# TEXTO FUENTE:
■ ■ ■ ■
Pero no cabe duda que Thiel tenía un interés especial, intenso, en los pueblos originarios de América. En sus memorias, como cabe esperar, esto está justificado como un mandato de Dios. «Desde el momento en que la Divina Providencia me ha puesto á la cabeza de esta diócesis», dice, «he pensado seriamente á atraer á la civilización y religión a los indios salvajes que se encuentran en nuestra República».20 Imposible negar, dadas declaraciones como esta, la complicidad de Thiel en la invasión, el pillaje, el etnocidio perpetrado contra los pueblos originarios.

Por otra parte, es innegable también su pasión por comunicarse con estas gentes, por comprenderlos desde sus propios puntos de vista, desde sus propios contextos cognitivos —aunque siempre rechazando a priori cualquier contexto espiritual—. Además de sus cinco viajes al Guatuso, Thiel visitó cinco veces a los pueblos de la cordillera de Talamanca al sudeste, cuatro veces a los de Térraba y Boruca, y una a los del Chirripó. Su explícita intención era educarlos, convertirlos, pero más bien pasó la mayor parte de sus viajes siendo educado por ellos. Dedicó gran parte de su vida a ensamblar un vasto diccionario de lenguas indígenas, y una trova de documentos etnográficos invaluables para antropólogos y etnólogos hasta el día de hoy.

Existen varias crónicas, algunas elaboradas por el mismo Thiel, otras por sus asistentes, sobre las visitas pastorales. Estos documentos son de indudable utilidad para investigadores académicos. En general, tienden a la enumeración de datos empíricos, a la prosa seca y tersa de los trabajos escolásticos.

No así Carmona. A orden de Thiel tomó las notas durante la aventura de 1896, pero el volumen que produjo, tras «las repetidas instancias de algunos amigos»,21 publicado en 1898, bajo el agobiado título De San José a Guanacaste e Indios Guatusos: Descripción religiosa, política, topográfica e histórica de esos pueblos y lugares, es mucho más que una serie de notas de campo. Es una obra literaria singular, parte diario de viaje, parte crónica, parte relato autobiográfico, parte polémica político/religiosa, parte oda a la belleza de Costa Rica.

Carmona aborda cuestiones económicas —propugna, por ejemplo, «cultivar con café los fértiles terrenos del territorio de Guatuso», lo que en su opinión sería, «un acto tan humanitario para la raza indígena»22— al tiempo que rechaza el monetarismo despiadado —«el comercio es feo y la naturaleza es bella»23— y el secularismo —«sin religión no hay razón, no hay fidelidad ni nada fuera del egoísmo, la sensualidad y la ambición»24— y las fiestas populares —«las parrandas de las marimbas son otras diversiones que, como la embriaguez, son causa de la inmoralidad y corrupción»—.25 Denuncia a los enemigos de la Iglesia —«esos hombres pisoteadores de la libertad»26 que «maquinan el exterminio de la Iglesia Católica»—.27 Vitupera contra las prácticas espirituales que considera paganas —la creencia en la reencarnación28 o el espiritismo29—, aplaude el progreso tecnológico —sobre el ferrocarril: «por el vapor todos los pueblos no forman sino un solo pueblo, una sola sociedad y una sola familia»30— pero rechaza la ciencia que no calza con sus creencias —«la loca teoría de Darwin»31— e insiste que sin religión no existen ni el progreso ni la moral.32 Si alguien le hubiera señalado que el manuscrito es un documento absolutamente inflexible y fundamentalista, el autor lo hubiera tomado como elogio.
■ ■ ■ ■
# EXTRACTOS DE REGISTROS:
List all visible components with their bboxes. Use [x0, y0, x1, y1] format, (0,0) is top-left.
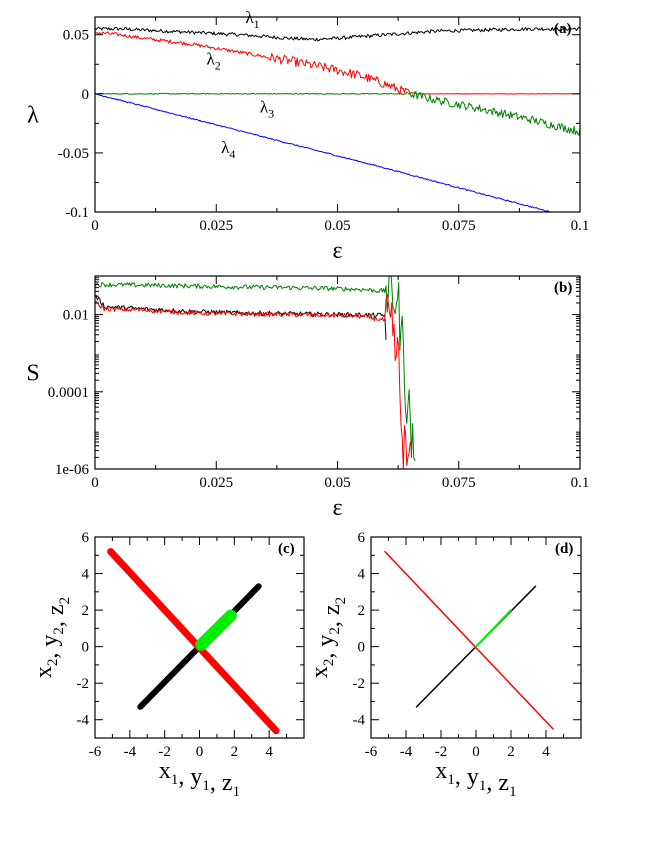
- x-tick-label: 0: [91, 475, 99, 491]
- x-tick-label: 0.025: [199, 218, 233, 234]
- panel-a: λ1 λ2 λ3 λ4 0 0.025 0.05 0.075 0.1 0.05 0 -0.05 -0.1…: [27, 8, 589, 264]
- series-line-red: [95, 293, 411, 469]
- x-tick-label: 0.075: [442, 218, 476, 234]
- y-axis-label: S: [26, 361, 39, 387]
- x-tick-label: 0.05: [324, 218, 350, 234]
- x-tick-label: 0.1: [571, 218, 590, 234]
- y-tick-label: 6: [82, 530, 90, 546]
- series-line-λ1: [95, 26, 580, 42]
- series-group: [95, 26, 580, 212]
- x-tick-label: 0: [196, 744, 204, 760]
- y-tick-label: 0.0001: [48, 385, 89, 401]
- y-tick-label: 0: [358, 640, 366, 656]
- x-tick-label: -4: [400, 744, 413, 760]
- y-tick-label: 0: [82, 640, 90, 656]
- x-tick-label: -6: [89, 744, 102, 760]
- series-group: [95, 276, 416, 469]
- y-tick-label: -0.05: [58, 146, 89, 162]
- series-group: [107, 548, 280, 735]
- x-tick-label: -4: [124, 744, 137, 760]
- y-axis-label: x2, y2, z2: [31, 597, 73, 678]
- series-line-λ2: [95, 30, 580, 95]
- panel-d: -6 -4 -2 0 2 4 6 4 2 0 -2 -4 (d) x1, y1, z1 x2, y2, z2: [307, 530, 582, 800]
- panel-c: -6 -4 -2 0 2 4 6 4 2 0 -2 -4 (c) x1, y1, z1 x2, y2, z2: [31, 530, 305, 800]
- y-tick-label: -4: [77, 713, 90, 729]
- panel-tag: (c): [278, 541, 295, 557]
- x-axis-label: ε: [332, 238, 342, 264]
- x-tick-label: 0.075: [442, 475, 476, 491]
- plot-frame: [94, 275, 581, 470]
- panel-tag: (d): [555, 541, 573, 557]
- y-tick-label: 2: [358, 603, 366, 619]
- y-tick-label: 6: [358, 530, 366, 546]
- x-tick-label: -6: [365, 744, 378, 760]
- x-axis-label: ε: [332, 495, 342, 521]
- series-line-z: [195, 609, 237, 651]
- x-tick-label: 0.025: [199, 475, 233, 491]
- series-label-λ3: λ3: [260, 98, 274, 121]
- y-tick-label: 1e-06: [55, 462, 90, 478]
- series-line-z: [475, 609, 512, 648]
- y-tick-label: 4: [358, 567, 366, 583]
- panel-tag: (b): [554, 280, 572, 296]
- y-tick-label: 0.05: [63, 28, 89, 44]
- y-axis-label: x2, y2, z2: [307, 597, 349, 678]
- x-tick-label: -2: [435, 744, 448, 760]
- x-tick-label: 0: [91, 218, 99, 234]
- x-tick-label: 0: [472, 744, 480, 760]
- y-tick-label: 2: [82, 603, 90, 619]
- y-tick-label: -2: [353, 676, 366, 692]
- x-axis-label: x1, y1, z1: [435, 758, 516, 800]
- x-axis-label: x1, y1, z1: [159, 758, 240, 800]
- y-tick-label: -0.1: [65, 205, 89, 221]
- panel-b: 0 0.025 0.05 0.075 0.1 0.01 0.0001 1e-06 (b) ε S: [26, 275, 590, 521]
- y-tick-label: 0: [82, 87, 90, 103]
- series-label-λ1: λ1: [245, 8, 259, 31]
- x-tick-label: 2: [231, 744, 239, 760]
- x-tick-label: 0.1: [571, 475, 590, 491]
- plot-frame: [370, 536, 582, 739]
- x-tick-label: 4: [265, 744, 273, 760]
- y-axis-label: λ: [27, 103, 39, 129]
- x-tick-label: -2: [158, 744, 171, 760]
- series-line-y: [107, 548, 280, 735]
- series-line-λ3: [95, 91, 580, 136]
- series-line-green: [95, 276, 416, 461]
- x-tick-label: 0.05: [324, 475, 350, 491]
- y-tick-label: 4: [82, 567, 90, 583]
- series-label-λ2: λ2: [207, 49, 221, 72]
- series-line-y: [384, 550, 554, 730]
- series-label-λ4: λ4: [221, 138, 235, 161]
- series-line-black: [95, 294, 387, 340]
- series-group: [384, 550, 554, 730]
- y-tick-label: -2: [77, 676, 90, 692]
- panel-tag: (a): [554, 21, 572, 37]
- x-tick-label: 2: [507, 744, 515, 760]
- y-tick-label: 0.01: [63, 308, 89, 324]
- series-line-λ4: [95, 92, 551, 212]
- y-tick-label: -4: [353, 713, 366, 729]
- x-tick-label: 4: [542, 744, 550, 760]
■ ■ ■ ■
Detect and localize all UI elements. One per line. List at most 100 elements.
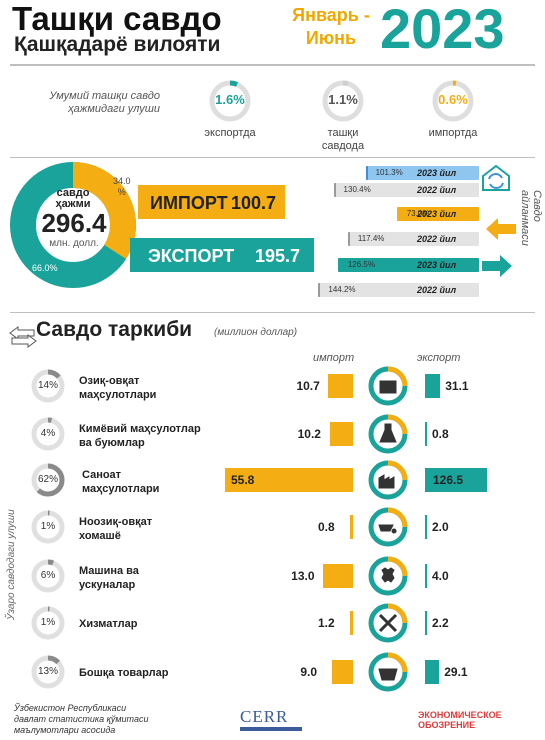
■ ■ ■ ■
# INSTRUCCIONES:
A: En el texto sobre Thiel y la crónica de Carmona, ¿en qué año se publicó el volumen de Carmona?
B: Prosigue el texto sobre Thiel y la crónica de Carmona a partir de su última oración.
Para resolver esto no hace falta consultar los registros.

# RESPUESTAS:
A: En 1898.

B:
Carmona demuestra inclinaciones literarias, aunque se apresura a asegurar a sus lectores que no busca «conquistar laureles en el campo de la literatura, ni mucho menos halagar oídos románticos».33 Su prosa es de variable calidad, pero el volumen en su conjunto es bello, tembloroso con la energía del joven curioso, candente con la ferocidad del sacerdote misionario, repleto de observaciones poéticas —come unas uvas «dulces como el néctar y grandes como la esperanza»34, las hojas son «verdes como las ilusiones de la juventud»35— y humorísticas —un plato de arroz y frijoles parece «la bandera nacional», una galleta inglesa es «tan pasca y seca como el carácter de los hombres del mismo nombre»—.36 En preparación para escribirlo Carmona estudió la historia política y natural de Costa Rica, su topografía e hidrología, las varias especies de monos, aves e insectos.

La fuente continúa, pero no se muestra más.